Rows:
++++++++++++++++++++

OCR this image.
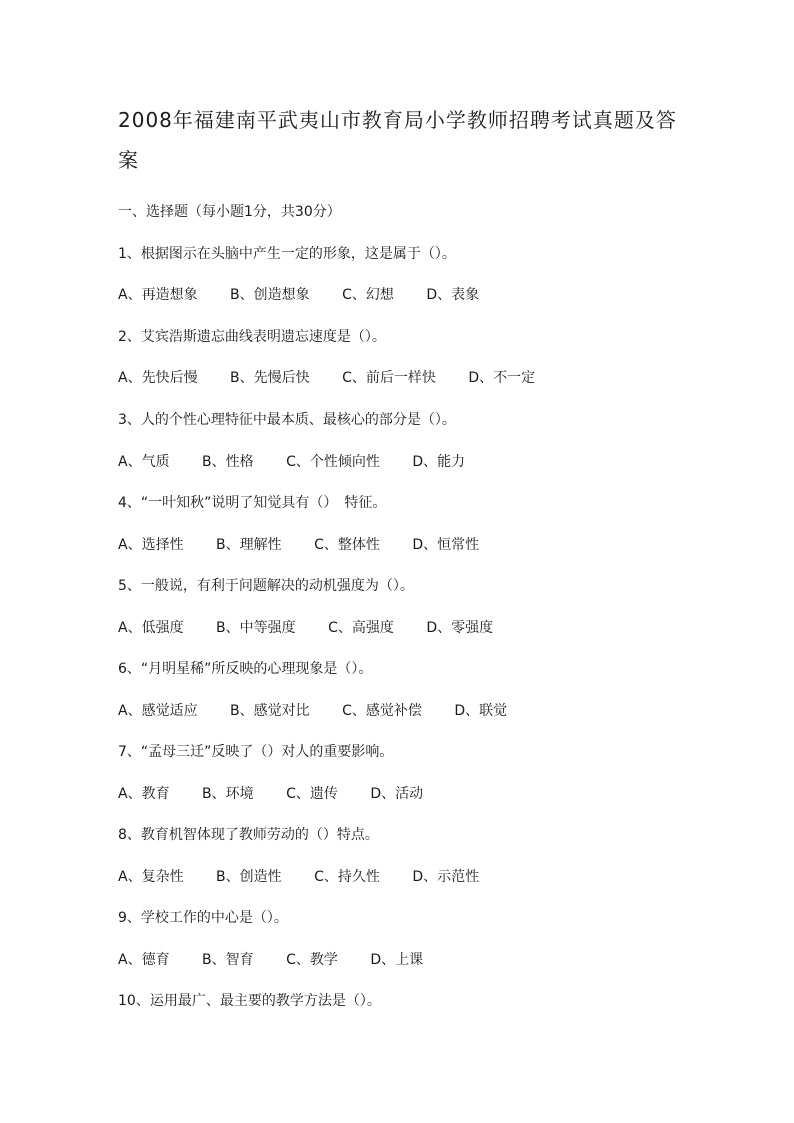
2008年福建南平武夷山市教育局小学教师招聘考试真题及答案

一、选择题（每小题1分，共30分）

1、根据图示在头脑中产生一定的形象，这是属于（）。

A、再造想象 B、创造想象 C、幻想 D、表象

2、艾宾浩斯遗忘曲线表明遗忘速度是（）。

A、先快后慢 B、先慢后快 C、前后一样快 D、不一定

3、人的个性心理特征中最本质、最核心的部分是（）。

A、气质 B、性格 C、个性倾向性 D、能力

4、“一叶知秋”说明了知觉具有（）　特征。

A、选择性 B、理解性 C、整体性 D、恒常性

5、一般说，有利于问题解决的动机强度为（）。

A、低强度 B、中等强度 C、高强度 D、零强度

6、“月明星稀”所反映的心理现象是（）。

A、感觉适应 B、感觉对比 C、感觉补偿 D、联觉

7、“孟母三迁”反映了（）对人的重要影响。

A、教育 B、环境 C、遗传 D、活动

8、教育机智体现了教师劳动的（）特点。

A、复杂性 B、创造性 C、持久性 D、示范性

9、学校工作的中心是（）。

A、德育 B、智育 C、教学 D、上课

10、运用最广、最主要的教学方法是（）。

++++++++++++++++++++

Challenge: Repeat the data exactly, without the pictures.

Result below:
OCR this image.
2008年福建南平武夷山市教育局小学教师招聘考试真题及答案

一、选择题（每小题1分，共30分）

1、根据图示在头脑中产生一定的形象，这是属于（）。

A、再造想象 B、创造想象 C、幻想 D、表象

2、艾宾浩斯遗忘曲线表明遗忘速度是（）。

A、先快后慢 B、先慢后快 C、前后一样快 D、不一定

3、人的个性心理特征中最本质、最核心的部分是（）。

A、气质 B、性格 C、个性倾向性 D、能力

4、“一叶知秋”说明了知觉具有（）　特征。

A、选择性 B、理解性 C、整体性 D、恒常性

5、一般说，有利于问题解决的动机强度为（）。

A、低强度 B、中等强度 C、高强度 D、零强度

6、“月明星稀”所反映的心理现象是（）。

A、感觉适应 B、感觉对比 C、感觉补偿 D、联觉

7、“孟母三迁”反映了（）对人的重要影响。

A、教育 B、环境 C、遗传 D、活动

8、教育机智体现了教师劳动的（）特点。

A、复杂性 B、创造性 C、持久性 D、示范性

9、学校工作的中心是（）。

A、德育 B、智育 C、教学 D、上课

10、运用最广、最主要的教学方法是（）。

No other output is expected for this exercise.